Identify each line below that contains the word "this", and copy it out.
-- begin DATASET --
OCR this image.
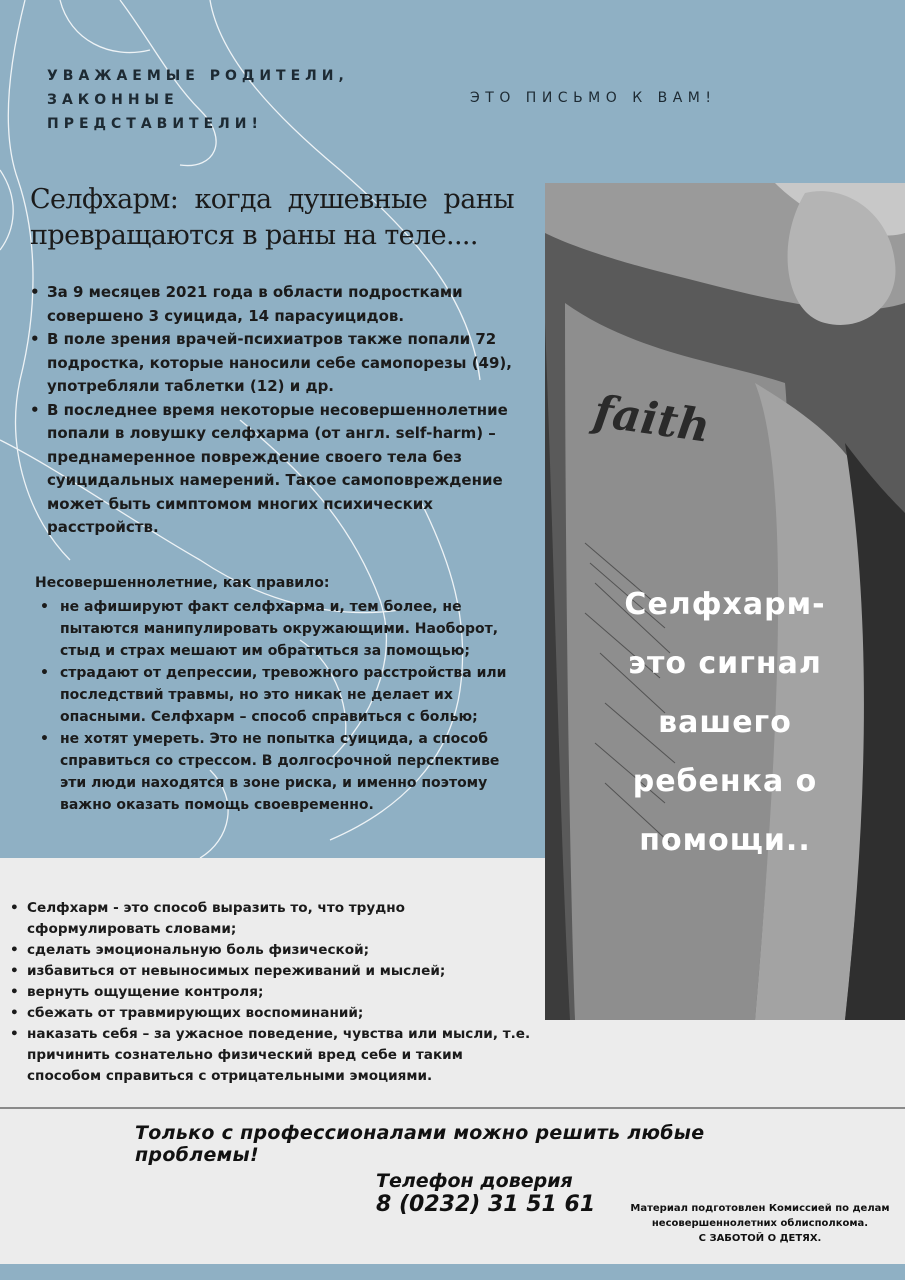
УВАЖАЕМЫЕ РОДИТЕЛИ,
ЗАКОННЫЕ
ПРЕДСТАВИТЕЛИ!
ЭТО ПИСЬМО К ВАМ!
Селфхарм: когда душевные раны превращаются в раны на теле....
• За 9 месяцев 2021 года в области подростками совершено 3 суицида, 14 парасуицидов.
• В поле зрения врачей-психиатров также попали 72 подростка, которые наносили себе самопорезы (49), употребляли таблетки (12) и др.
• В последнее время некоторые несовершеннолетние попали в ловушку селфхарма (от англ. self-harm) – преднамеренное повреждение своего тела без суицидальных намерений. Такое самоповреждение может быть симптомом многих психических расстройств.
Несовершеннолетние, как правило:
• не афишируют факт селфхарма и, тем более, не пытаются манипулировать окружающими. Наоборот, стыд и страх мешают им обратиться за помощью;
• страдают от депрессии, тревожного расстройства или последствий травмы, но это никак не делает их опасными. Селфхарм – способ справиться с болью;
• не хотят умереть. Это не попытка суицида, а способ справиться со стрессом. В долгосрочной перспективе эти люди находятся в зоне риска, и именно поэтому важно оказать помощь своевременно.
faith
Селфхарм-
это сигнал
вашего
ребенка о
помощи..
• Селфхарм - это способ выразить то, что трудно сформулировать словами;
• сделать эмоциональную боль физической;
• избавиться от невыносимых переживаний и мыслей;
• вернуть ощущение контроля;
• сбежать от травмирующих воспоминаний;
• наказать себя – за ужасное поведение, чувства или мысли, т.е. причинить сознательно физический вред себе и таким способом справиться с отрицательными эмоциями.
Только с профессионалами можно решить любые проблемы!
Телефон доверия
8 (0232) 31 51 61	Материал подготовлен Комиссией по делам
несовершеннолетних облисполкома.
С ЗАБОТОЙ О ДЕТЯХ.
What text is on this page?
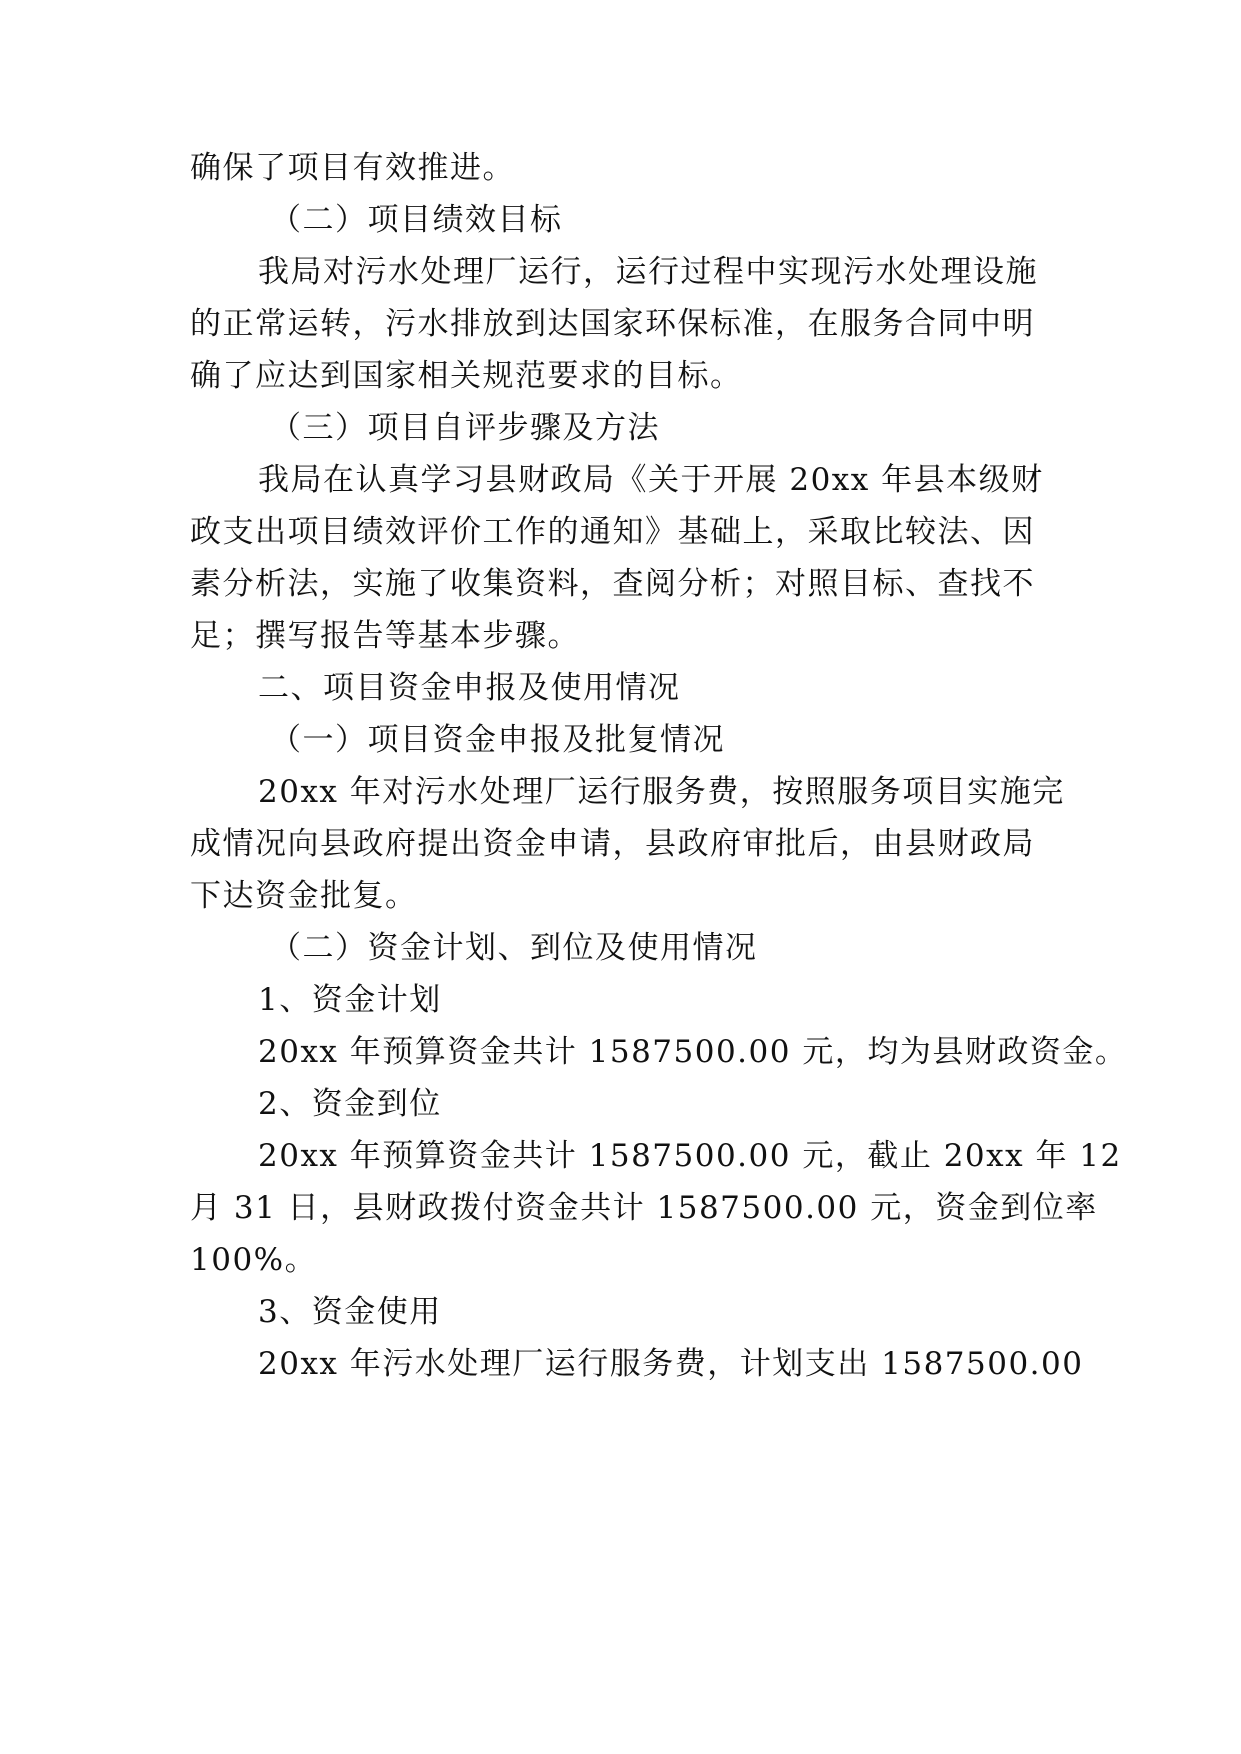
确保了项目有效推进。
（二）项目绩效目标
我局对污水处理厂运行，运行过程中实现污水处理设施
的正常运转，污水排放到达国家环保标准，在服务合同中明
确了应达到国家相关规范要求的目标。
（三）项目自评步骤及方法
我局在认真学习县财政局《关于开展 20xx 年县本级财
政支出项目绩效评价工作的通知》基础上，采取比较法、因
素分析法，实施了收集资料，查阅分析；对照目标、查找不
足；撰写报告等基本步骤。
二、项目资金申报及使用情况
（一）项目资金申报及批复情况
20xx 年对污水处理厂运行服务费，按照服务项目实施完
成情况向县政府提出资金申请，县政府审批后，由县财政局
下达资金批复。
（二）资金计划、到位及使用情况
1、资金计划
20xx 年预算资金共计 1587500.00 元，均为县财政资金。
2、资金到位
20xx 年预算资金共计 1587500.00 元，截止 20xx 年 12
月 31 日，县财政拨付资金共计 1587500.00 元，资金到位率
100%。
3、资金使用
20xx 年污水处理厂运行服务费，计划支出 1587500.00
-- end DATASET --
**PROBLEM SOLUTION**
OCR this image.
What text is on this page?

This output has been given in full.